## begin

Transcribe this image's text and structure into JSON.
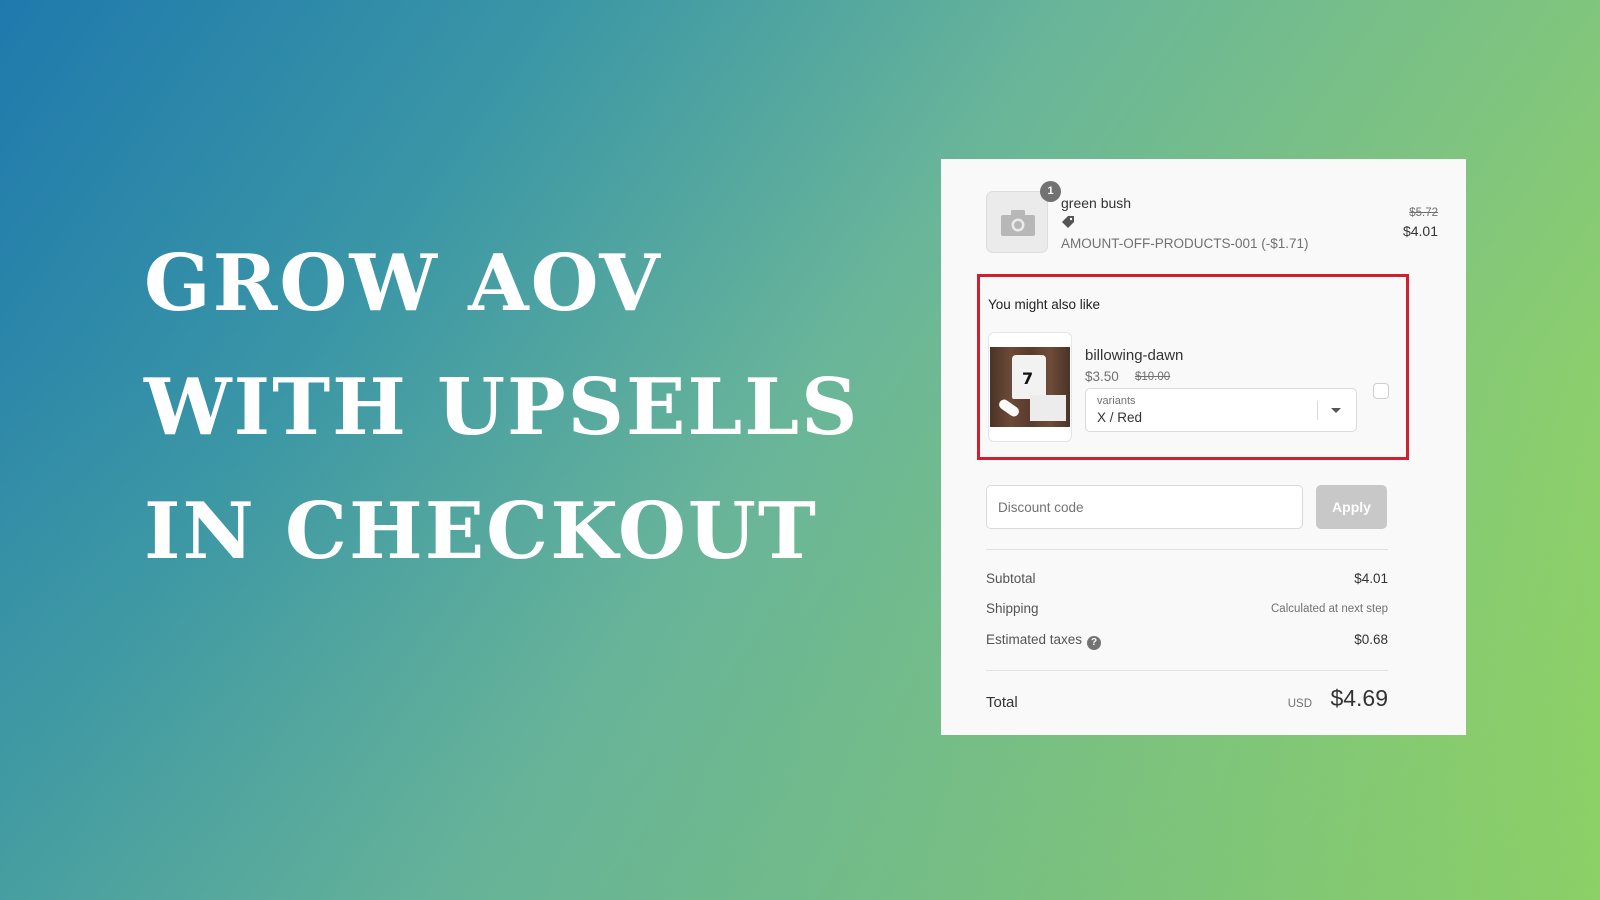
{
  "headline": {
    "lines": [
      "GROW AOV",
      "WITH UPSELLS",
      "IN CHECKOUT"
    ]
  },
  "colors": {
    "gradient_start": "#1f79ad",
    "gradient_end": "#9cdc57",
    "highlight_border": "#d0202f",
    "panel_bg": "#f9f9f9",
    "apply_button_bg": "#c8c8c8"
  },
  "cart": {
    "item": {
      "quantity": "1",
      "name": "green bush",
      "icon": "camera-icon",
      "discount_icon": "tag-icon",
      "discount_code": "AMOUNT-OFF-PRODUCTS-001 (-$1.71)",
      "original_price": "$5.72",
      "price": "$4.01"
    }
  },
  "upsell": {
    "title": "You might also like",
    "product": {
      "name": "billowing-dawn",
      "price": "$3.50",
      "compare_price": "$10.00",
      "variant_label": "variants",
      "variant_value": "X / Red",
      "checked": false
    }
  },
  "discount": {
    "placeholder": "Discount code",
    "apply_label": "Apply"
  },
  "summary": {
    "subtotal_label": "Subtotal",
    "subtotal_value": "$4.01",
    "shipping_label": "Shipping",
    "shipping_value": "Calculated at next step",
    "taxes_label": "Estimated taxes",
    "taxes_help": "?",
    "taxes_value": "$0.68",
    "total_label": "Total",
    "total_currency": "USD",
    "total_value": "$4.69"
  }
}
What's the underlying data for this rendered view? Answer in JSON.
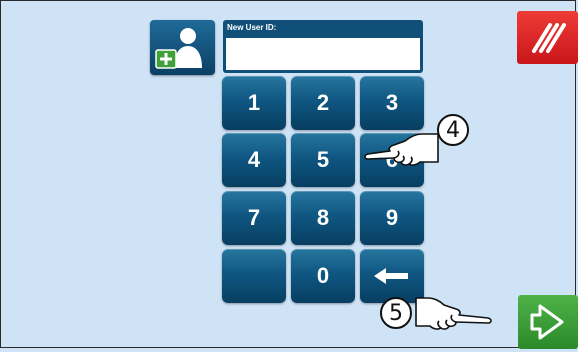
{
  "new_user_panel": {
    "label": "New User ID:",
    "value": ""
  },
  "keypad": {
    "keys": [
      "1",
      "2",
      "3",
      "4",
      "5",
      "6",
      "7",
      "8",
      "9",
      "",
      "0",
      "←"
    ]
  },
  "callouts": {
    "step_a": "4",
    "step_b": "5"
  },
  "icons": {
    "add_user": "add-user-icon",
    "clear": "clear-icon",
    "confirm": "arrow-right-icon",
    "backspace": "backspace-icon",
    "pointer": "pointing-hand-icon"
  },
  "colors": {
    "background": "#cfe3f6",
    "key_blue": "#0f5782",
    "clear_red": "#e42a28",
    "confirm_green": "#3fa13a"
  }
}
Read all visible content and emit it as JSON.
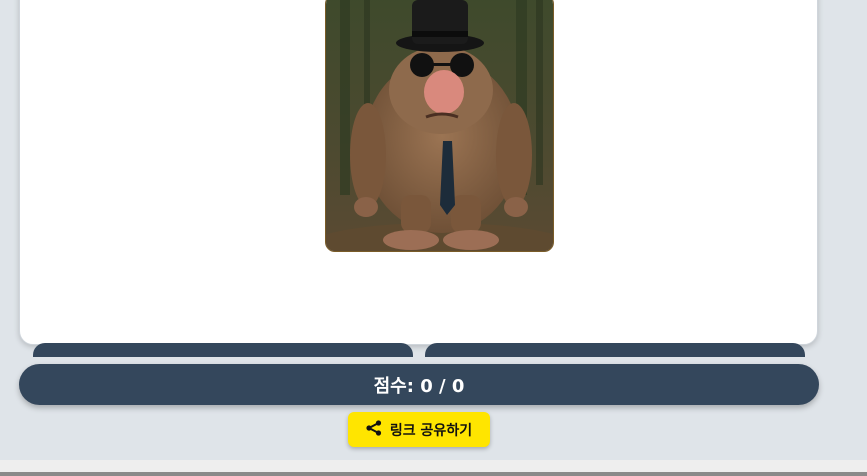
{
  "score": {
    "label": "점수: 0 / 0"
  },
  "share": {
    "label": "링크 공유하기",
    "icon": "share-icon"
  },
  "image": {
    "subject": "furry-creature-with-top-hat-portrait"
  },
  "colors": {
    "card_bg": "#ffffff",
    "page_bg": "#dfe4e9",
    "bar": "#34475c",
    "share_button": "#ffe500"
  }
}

## end
## begin

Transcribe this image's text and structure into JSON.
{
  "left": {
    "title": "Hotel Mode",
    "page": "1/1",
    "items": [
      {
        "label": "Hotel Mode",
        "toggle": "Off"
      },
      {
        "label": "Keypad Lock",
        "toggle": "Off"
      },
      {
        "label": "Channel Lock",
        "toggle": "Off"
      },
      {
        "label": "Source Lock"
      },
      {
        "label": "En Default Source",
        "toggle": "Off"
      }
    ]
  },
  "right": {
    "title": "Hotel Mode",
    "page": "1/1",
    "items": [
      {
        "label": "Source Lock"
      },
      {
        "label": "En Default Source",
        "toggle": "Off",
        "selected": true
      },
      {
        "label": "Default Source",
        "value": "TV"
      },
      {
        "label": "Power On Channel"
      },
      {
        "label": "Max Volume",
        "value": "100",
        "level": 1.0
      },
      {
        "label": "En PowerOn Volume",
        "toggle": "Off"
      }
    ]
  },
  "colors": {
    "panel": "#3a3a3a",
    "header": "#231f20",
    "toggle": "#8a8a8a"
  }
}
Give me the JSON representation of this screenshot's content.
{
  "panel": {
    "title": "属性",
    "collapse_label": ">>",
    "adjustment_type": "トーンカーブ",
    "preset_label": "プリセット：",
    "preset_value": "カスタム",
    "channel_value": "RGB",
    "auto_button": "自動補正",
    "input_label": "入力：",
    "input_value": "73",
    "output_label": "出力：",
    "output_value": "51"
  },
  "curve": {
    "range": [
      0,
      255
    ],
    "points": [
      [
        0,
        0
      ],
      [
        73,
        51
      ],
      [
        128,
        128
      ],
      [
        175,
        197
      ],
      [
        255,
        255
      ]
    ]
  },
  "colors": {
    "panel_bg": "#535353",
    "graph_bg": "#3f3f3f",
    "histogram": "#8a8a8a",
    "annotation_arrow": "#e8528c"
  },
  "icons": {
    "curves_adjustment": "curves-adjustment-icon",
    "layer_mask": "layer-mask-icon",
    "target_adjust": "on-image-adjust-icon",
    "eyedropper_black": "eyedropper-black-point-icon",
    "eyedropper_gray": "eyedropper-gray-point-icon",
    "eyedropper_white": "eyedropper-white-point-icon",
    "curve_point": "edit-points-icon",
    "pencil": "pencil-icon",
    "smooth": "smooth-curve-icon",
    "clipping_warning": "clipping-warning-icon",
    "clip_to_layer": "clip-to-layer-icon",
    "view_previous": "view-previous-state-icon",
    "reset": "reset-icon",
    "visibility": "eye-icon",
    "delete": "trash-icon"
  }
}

## end
## begin

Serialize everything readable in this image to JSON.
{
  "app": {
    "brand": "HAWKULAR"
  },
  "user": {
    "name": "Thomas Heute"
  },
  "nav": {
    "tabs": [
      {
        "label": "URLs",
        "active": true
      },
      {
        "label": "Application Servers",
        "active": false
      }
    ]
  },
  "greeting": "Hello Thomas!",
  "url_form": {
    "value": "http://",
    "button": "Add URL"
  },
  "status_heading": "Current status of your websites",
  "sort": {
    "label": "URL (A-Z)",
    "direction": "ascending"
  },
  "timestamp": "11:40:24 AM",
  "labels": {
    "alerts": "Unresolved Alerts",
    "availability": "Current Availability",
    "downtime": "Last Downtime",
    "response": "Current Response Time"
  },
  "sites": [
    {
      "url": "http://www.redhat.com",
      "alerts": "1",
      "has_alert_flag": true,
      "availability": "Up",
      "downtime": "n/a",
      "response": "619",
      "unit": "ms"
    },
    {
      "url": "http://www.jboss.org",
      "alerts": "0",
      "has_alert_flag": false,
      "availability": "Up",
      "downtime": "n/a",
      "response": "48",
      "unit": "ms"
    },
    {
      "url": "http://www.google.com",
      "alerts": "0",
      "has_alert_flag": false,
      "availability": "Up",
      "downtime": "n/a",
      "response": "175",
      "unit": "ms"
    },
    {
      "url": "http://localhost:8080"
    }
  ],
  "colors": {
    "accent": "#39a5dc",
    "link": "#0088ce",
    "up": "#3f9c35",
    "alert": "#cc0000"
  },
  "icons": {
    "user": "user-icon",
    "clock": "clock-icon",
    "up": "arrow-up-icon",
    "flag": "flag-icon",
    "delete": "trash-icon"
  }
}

## end

- _Stated exercise_
Copy every line above that holds the word "name".

- _Response to this exercise_
      "name": "green bush",
      "name": "billowing-dawn",
    "name": "Thomas Heute"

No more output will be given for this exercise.